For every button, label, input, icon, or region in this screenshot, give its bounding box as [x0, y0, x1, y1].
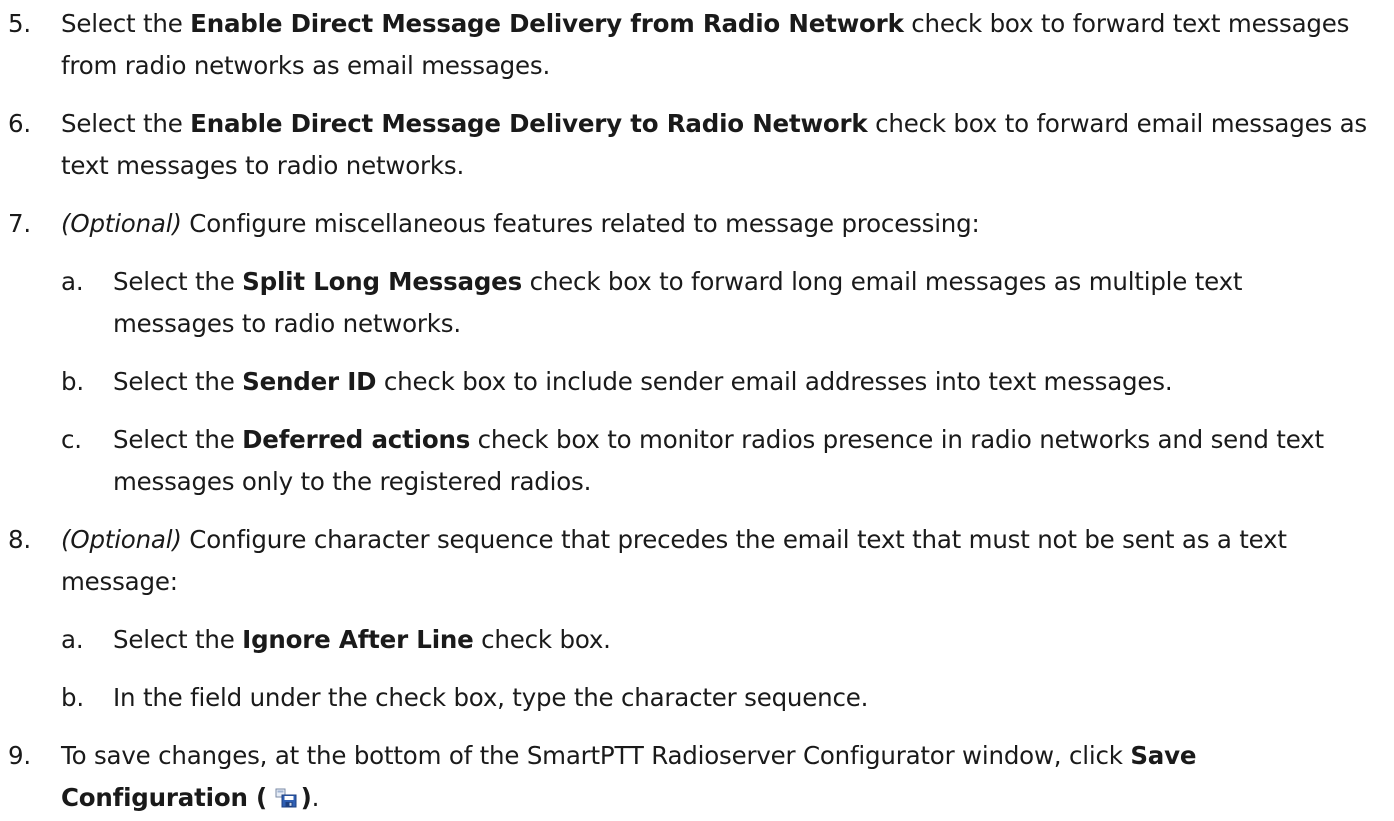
substep-text: check box. — [473, 625, 611, 654]
substep-letter: b. — [61, 367, 84, 396]
step-7: 7. (Optional) Configure miscellaneous fe… — [0, 203, 1394, 245]
substep-text: check box to include sender email addres… — [376, 367, 1173, 396]
step-5: 5. Select the Enable Direct Message Deli… — [0, 3, 1394, 87]
substep-letter: c. — [61, 425, 82, 454]
substep-text: Select the — [113, 625, 243, 654]
step-number: 8. — [8, 525, 31, 554]
step-6: 6. Select the Enable Direct Message Deli… — [0, 103, 1394, 187]
instruction-document: 5. Select the Enable Direct Message Deli… — [0, 0, 1394, 819]
button-name-close: ) — [300, 783, 312, 812]
substep-letter: a. — [61, 625, 84, 654]
substep-letter: a. — [61, 267, 84, 296]
substep-7a: a. Select the Split Long Messages check … — [0, 261, 1394, 345]
step-number: 6. — [8, 109, 31, 138]
step-text: Configure miscellaneous features related… — [181, 209, 980, 238]
option-name: Enable Direct Message Delivery from Radi… — [190, 9, 904, 38]
substep-text: Select the — [113, 425, 243, 454]
step-number: 9. — [8, 741, 31, 770]
step-8: 8. (Optional) Configure character sequen… — [0, 519, 1394, 603]
substep-text: In the field under the check box, type t… — [113, 683, 869, 712]
step-9: 9. To save changes, at the bottom of the… — [0, 735, 1394, 819]
optional-label: (Optional) — [61, 525, 182, 554]
option-name: Split Long Messages — [242, 267, 522, 296]
step-text: To save changes, at the bottom of the Sm… — [61, 741, 1131, 770]
substep-text: Select the — [113, 367, 243, 396]
step-number: 5. — [8, 9, 31, 38]
option-name: Ignore After Line — [242, 625, 474, 654]
substep-text: Select the — [113, 267, 243, 296]
option-name: Enable Direct Message Delivery to Radio … — [190, 109, 868, 138]
save-configuration-icon — [275, 779, 297, 808]
substep-letter: b. — [61, 683, 84, 712]
step-text: Select the — [61, 109, 191, 138]
step-number: 7. — [8, 209, 31, 238]
step-text: Configure character sequence that preced… — [61, 525, 1287, 596]
substep-7b: b. Select the Sender ID check box to inc… — [0, 361, 1394, 403]
option-name: Sender ID — [242, 367, 377, 396]
substep-7c: c. Select the Deferred actions check box… — [0, 419, 1394, 503]
substep-8b: b. In the field under the check box, typ… — [0, 677, 1394, 719]
step-text: Select the — [61, 9, 191, 38]
substep-8a: a. Select the Ignore After Line check bo… — [0, 619, 1394, 661]
optional-label: (Optional) — [61, 209, 182, 238]
option-name: Deferred actions — [242, 425, 471, 454]
step-text: . — [311, 783, 320, 812]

○ ○ ○ ○ ○ ○ ○

» What to work on: Rewrite every entry with "check box" swapped for "checkbox", keeping everything else unchanged, and omit the pictures.

» Reply:
For every button, label, input, icon, or region in this screenshot, give its bounding box as [x0, y0, x1, y1].
substep-text: checkbox. — [473, 625, 611, 654]
substep-letter: b. — [61, 367, 84, 396]
step-7: 7. (Optional) Configure miscellaneous fe… — [0, 203, 1394, 245]
substep-text: checkbox to include sender email addres… — [376, 367, 1173, 396]
step-5: 5. Select the Enable Direct Message Deli… — [0, 3, 1394, 87]
substep-letter: c. — [61, 425, 82, 454]
substep-text: Select the — [113, 625, 243, 654]
step-number: 8. — [8, 525, 31, 554]
step-6: 6. Select the Enable Direct Message Deli… — [0, 103, 1394, 187]
instruction-document: 5. Select the Enable Direct Message Deli… — [0, 0, 1394, 819]
button-name-close: ) — [300, 783, 312, 812]
substep-letter: a. — [61, 625, 84, 654]
substep-letter: a. — [61, 267, 84, 296]
substep-7a: a. Select the Split Long Messages check … — [0, 261, 1394, 345]
step-number: 6. — [8, 109, 31, 138]
step-text: Configure miscellaneous features related… — [181, 209, 980, 238]
option-name: Enable Direct Message Delivery from Radi… — [190, 9, 904, 38]
substep-text: Select the — [113, 425, 243, 454]
step-number: 9. — [8, 741, 31, 770]
step-8: 8. (Optional) Configure character sequen… — [0, 519, 1394, 603]
substep-text: In the field under the checkbox, type t… — [113, 683, 869, 712]
step-9: 9. To save changes, at the bottom of the… — [0, 735, 1394, 819]
optional-label: (Optional) — [61, 525, 182, 554]
option-name: Split Long Messages — [242, 267, 522, 296]
step-text: To save changes, at the bottom of the Sm… — [61, 741, 1131, 770]
substep-text: Select the — [113, 367, 243, 396]
step-number: 5. — [8, 9, 31, 38]
option-name: Ignore After Line — [242, 625, 474, 654]
substep-text: Select the — [113, 267, 243, 296]
option-name: Enable Direct Message Delivery to Radio … — [190, 109, 868, 138]
save-configuration-icon — [275, 779, 297, 808]
substep-letter: b. — [61, 683, 84, 712]
step-text: Select the — [61, 109, 191, 138]
step-number: 7. — [8, 209, 31, 238]
step-text: Configure character sequence that preced… — [61, 525, 1287, 596]
substep-7b: b. Select the Sender ID checkbox to inc… — [0, 361, 1394, 403]
option-name: Sender ID — [242, 367, 377, 396]
substep-7c: c. Select the Deferred actions checkbox… — [0, 419, 1394, 503]
substep-8b: b. In the field under the checkbox, typ… — [0, 677, 1394, 719]
step-text: Select the — [61, 9, 191, 38]
substep-8a: a. Select the Ignore After Line check bo… — [0, 619, 1394, 661]
optional-label: (Optional) — [61, 209, 182, 238]
option-name: Deferred actions — [242, 425, 471, 454]
step-text: . — [311, 783, 320, 812]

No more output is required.